━━ RECORDS FOR THIS EXERCISE ━━

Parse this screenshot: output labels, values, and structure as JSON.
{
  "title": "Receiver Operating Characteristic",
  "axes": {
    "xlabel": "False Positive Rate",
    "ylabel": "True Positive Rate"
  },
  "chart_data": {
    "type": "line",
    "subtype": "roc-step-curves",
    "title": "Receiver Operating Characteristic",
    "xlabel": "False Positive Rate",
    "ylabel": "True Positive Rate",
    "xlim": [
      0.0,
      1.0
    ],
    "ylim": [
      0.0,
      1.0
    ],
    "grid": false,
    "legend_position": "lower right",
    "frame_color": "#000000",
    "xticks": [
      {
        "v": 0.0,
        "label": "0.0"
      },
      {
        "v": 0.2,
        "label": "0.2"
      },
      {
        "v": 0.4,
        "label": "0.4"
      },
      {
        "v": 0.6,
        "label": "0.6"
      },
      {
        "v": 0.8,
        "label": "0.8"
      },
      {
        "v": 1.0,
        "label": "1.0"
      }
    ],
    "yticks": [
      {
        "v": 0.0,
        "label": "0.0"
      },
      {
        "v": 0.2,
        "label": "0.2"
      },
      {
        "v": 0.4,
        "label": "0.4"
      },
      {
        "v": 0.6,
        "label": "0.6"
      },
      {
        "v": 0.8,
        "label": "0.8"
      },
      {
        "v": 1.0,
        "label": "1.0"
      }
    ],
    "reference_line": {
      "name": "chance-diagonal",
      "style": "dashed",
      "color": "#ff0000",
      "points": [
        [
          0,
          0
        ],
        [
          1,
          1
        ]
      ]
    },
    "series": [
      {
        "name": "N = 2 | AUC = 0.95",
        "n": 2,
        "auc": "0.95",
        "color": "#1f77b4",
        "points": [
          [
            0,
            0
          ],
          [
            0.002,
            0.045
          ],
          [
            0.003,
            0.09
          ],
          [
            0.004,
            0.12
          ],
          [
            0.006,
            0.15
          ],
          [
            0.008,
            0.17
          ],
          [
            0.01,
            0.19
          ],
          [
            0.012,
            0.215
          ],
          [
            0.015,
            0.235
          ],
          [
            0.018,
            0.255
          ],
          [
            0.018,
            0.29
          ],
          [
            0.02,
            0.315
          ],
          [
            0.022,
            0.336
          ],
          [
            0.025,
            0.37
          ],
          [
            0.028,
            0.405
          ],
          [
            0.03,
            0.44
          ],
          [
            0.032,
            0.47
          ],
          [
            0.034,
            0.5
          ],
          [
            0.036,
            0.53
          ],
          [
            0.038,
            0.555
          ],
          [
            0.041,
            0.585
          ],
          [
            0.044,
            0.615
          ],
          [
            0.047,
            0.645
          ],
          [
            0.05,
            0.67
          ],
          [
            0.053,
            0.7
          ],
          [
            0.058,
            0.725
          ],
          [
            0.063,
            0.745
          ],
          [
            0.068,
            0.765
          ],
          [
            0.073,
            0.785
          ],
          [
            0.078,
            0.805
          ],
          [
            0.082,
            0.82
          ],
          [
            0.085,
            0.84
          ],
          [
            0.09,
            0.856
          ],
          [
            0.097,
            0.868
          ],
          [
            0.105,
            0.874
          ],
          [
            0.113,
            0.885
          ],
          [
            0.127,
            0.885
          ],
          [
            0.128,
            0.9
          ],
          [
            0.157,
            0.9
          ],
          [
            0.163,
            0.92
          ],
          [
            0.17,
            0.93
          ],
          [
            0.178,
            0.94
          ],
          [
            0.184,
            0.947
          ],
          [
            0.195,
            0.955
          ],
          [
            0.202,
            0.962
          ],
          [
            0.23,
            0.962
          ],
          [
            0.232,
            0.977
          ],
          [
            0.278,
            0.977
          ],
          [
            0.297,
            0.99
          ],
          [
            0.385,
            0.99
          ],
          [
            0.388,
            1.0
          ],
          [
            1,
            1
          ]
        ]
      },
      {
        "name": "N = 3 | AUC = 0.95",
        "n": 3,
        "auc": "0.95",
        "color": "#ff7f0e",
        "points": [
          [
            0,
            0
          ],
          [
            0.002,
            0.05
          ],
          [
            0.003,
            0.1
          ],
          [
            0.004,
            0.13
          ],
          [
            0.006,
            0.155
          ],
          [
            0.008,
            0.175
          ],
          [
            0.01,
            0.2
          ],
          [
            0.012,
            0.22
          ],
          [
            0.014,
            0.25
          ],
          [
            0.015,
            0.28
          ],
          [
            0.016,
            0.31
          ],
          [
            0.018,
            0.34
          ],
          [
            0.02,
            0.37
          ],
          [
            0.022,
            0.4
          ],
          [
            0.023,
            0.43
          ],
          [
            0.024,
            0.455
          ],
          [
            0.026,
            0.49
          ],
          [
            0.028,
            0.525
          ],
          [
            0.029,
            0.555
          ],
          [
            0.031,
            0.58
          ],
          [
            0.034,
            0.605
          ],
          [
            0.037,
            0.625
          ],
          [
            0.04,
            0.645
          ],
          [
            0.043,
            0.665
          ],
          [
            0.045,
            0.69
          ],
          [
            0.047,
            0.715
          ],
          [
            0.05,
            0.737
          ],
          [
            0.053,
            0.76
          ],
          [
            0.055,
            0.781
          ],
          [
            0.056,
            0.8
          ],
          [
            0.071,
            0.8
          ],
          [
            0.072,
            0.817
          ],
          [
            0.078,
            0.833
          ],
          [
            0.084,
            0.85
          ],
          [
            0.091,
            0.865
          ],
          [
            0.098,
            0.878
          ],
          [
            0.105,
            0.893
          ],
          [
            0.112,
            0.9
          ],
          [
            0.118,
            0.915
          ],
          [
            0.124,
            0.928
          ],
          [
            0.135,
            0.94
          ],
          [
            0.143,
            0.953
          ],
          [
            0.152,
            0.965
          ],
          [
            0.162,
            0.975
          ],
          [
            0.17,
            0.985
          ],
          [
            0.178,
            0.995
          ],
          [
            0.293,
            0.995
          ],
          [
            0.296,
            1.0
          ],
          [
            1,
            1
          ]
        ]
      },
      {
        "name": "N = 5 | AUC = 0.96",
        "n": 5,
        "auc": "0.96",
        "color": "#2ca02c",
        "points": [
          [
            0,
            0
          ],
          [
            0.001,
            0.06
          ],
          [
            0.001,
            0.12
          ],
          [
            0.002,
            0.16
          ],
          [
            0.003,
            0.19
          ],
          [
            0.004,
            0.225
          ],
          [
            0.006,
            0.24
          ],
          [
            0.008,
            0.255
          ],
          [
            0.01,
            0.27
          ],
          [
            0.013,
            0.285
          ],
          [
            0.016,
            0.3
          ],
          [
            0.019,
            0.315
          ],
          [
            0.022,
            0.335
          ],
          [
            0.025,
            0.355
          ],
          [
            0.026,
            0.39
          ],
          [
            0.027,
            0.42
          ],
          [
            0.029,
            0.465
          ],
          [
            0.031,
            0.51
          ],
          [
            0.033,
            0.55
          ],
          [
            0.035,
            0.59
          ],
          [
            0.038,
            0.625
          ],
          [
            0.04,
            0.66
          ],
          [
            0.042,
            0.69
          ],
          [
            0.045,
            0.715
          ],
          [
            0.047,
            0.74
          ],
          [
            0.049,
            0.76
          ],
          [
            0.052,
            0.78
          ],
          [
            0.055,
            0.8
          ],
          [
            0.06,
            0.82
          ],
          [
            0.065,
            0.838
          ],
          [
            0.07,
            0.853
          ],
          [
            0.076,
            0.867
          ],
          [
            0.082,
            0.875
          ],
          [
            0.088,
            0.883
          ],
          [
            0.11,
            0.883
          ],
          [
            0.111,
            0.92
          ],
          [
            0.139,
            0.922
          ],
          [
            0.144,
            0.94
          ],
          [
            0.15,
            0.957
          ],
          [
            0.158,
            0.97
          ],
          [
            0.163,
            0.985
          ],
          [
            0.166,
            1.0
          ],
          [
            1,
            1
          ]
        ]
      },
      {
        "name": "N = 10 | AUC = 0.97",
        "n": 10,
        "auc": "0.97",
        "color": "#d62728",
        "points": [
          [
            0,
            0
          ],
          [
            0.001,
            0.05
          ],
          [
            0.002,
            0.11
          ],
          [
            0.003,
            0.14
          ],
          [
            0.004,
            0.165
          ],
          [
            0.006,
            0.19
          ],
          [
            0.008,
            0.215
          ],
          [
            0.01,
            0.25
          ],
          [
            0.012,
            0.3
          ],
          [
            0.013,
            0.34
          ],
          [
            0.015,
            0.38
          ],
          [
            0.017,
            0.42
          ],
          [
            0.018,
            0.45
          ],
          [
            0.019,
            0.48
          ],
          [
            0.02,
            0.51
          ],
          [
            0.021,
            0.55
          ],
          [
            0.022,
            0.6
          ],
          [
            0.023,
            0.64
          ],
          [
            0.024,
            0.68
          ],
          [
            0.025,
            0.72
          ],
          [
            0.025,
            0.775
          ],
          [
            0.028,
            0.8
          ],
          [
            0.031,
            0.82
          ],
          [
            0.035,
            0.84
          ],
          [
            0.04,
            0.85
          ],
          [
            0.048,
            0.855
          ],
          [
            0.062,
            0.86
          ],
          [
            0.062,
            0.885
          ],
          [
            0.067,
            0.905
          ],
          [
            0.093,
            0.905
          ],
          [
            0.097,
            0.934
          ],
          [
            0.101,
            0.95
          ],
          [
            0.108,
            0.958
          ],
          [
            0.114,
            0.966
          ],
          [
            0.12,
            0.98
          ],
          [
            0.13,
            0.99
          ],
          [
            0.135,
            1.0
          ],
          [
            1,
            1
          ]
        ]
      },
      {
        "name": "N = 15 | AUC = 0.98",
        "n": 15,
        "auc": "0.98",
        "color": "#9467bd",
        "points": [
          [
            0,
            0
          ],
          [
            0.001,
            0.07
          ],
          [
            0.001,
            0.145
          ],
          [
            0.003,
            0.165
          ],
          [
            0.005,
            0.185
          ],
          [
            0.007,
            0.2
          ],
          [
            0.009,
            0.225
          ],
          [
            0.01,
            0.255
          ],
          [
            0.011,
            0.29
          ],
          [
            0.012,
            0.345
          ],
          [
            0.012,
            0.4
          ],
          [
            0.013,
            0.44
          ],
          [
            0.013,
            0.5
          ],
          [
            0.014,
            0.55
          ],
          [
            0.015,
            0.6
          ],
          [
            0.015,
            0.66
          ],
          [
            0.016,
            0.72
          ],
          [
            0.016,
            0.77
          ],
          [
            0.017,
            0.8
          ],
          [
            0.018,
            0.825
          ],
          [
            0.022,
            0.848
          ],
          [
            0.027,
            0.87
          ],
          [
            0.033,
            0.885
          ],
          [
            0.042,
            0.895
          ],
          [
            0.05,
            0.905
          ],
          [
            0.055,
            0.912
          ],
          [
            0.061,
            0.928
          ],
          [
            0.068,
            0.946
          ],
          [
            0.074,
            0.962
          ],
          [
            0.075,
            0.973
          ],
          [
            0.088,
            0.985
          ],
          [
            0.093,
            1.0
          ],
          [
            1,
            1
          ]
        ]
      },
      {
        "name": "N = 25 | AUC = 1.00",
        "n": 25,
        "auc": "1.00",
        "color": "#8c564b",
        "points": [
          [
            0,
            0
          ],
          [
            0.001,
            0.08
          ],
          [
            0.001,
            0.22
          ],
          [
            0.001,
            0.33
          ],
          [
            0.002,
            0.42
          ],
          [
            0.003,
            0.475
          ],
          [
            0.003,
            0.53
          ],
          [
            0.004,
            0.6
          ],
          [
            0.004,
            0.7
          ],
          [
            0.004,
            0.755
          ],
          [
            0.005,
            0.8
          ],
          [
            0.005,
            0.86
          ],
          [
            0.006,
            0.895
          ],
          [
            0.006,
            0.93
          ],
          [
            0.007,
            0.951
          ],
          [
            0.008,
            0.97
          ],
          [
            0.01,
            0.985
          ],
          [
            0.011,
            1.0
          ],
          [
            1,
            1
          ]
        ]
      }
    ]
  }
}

━━━

= WHAT TO WORK ON =
Select the lines from the entries that include the word "Rate".

= SOLUTION =
    "xlabel": "False Positive Rate",
    "ylabel": "True Positive Rate"
    "xlabel": "False Positive Rate",
    "ylabel": "True Positive Rate",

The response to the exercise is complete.